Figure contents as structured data
** start **

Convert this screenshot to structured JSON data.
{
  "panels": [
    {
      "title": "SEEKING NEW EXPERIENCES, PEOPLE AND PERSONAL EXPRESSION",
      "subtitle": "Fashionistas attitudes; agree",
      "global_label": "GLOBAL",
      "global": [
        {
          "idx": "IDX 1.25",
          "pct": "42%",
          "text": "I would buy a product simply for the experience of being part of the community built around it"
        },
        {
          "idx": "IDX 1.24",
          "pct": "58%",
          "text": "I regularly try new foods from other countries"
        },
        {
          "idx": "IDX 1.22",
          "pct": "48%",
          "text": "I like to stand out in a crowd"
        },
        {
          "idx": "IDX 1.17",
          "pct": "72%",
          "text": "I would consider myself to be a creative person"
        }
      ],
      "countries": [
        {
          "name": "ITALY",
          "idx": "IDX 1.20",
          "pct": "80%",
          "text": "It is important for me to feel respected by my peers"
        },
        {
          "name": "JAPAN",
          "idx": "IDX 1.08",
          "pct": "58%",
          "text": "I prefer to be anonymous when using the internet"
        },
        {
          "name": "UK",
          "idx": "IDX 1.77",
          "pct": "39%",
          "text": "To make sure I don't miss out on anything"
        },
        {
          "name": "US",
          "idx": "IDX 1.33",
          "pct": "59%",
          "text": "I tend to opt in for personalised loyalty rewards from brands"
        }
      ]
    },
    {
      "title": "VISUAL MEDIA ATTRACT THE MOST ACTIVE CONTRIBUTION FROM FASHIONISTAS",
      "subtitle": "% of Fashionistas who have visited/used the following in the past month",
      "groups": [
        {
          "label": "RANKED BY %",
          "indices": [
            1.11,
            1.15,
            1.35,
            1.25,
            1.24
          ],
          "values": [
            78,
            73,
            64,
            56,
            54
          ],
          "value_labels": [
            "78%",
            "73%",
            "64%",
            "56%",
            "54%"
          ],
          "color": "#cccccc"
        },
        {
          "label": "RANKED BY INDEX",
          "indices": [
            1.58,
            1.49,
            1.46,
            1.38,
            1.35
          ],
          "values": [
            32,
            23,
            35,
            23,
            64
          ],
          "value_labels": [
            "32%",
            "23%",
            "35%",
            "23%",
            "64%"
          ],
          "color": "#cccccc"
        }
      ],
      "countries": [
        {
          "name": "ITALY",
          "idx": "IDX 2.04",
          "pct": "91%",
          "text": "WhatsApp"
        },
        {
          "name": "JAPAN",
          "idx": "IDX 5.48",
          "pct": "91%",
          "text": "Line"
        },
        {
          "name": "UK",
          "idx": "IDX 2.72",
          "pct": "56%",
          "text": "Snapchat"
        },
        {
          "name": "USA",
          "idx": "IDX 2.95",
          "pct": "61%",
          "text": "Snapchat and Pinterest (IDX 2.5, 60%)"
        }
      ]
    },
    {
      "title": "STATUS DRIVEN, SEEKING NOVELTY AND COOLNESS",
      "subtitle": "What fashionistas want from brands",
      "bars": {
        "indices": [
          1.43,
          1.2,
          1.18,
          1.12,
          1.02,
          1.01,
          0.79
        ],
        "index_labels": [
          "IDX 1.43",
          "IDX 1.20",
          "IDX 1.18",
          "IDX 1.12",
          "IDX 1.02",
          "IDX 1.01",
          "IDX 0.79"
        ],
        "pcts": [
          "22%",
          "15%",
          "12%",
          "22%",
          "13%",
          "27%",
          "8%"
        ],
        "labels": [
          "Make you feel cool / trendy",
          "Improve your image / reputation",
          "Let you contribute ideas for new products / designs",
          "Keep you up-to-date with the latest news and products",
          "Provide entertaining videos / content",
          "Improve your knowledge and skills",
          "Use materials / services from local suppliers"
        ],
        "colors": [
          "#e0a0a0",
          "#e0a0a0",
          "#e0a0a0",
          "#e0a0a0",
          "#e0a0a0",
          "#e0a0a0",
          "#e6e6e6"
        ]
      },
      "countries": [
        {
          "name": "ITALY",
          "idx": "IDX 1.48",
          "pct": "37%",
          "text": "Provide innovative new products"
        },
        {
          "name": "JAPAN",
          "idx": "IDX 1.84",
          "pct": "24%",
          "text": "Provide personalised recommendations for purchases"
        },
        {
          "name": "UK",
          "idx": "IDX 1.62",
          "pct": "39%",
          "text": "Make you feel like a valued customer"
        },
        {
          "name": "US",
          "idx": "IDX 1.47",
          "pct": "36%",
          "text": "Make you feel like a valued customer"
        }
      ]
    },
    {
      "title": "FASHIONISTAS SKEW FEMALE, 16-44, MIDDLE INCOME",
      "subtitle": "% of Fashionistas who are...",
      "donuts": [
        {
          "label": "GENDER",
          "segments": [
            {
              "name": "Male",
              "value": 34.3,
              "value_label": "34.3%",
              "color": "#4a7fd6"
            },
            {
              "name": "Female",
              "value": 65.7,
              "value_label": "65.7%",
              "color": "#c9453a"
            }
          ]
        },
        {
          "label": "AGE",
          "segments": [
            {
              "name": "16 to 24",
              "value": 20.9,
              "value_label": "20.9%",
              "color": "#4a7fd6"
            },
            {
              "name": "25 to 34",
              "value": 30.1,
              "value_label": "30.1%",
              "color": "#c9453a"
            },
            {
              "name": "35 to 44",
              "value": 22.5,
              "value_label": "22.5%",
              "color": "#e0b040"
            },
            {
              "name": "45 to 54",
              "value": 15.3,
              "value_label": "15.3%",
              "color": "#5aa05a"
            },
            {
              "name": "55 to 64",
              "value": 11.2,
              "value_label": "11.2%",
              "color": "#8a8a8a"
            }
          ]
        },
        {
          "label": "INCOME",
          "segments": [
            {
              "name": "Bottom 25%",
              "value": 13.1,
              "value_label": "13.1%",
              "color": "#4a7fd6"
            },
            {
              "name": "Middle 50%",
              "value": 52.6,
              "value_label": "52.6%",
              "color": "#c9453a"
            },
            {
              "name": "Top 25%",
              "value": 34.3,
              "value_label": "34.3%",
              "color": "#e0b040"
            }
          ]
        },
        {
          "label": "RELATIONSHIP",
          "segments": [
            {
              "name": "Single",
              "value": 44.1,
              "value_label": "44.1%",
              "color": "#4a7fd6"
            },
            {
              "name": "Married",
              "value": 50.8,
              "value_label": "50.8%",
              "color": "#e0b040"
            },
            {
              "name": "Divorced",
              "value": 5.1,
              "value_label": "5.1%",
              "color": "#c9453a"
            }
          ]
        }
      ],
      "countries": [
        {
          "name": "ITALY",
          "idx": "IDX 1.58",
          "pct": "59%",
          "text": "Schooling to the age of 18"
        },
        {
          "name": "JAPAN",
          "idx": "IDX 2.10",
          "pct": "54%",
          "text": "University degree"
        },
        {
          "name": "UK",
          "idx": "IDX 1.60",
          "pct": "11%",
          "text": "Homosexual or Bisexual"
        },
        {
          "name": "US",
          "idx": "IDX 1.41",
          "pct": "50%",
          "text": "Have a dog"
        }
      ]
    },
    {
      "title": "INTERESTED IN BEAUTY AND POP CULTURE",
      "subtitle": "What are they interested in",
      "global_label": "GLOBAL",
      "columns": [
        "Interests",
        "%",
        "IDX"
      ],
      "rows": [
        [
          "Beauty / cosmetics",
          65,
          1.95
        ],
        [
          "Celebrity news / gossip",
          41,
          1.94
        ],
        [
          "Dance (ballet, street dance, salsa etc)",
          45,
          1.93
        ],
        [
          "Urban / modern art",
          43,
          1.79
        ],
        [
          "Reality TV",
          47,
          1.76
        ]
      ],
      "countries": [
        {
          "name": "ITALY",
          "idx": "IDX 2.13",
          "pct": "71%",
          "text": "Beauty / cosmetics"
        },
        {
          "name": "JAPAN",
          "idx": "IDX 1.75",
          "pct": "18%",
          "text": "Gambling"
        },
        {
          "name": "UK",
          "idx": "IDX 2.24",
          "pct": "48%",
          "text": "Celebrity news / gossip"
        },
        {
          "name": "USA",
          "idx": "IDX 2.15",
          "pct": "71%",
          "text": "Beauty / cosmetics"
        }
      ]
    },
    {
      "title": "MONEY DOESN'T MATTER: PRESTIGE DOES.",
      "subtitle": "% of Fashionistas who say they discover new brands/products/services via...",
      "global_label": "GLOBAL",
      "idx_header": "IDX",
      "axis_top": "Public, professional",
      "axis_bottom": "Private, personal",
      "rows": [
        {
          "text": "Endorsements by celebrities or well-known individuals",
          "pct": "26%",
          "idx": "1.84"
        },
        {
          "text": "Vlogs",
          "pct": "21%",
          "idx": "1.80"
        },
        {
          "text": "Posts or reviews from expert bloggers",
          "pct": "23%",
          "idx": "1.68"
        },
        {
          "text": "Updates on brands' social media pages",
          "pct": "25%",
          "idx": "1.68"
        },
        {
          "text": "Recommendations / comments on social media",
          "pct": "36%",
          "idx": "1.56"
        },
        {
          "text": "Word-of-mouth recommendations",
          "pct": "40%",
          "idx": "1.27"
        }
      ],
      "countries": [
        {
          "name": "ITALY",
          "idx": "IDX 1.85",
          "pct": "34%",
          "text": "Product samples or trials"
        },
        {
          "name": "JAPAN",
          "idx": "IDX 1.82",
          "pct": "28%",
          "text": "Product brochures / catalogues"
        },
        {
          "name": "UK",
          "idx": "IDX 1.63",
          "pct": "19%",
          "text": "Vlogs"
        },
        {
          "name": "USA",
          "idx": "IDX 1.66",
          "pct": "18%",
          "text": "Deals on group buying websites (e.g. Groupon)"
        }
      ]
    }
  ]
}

** end **

▶ [Goal]
Using the listing above, show every line that includes the string "Improve".

▶ [Answer for this exercise]
          "Improve your image / reputation",
          "Improve your knowledge and skills",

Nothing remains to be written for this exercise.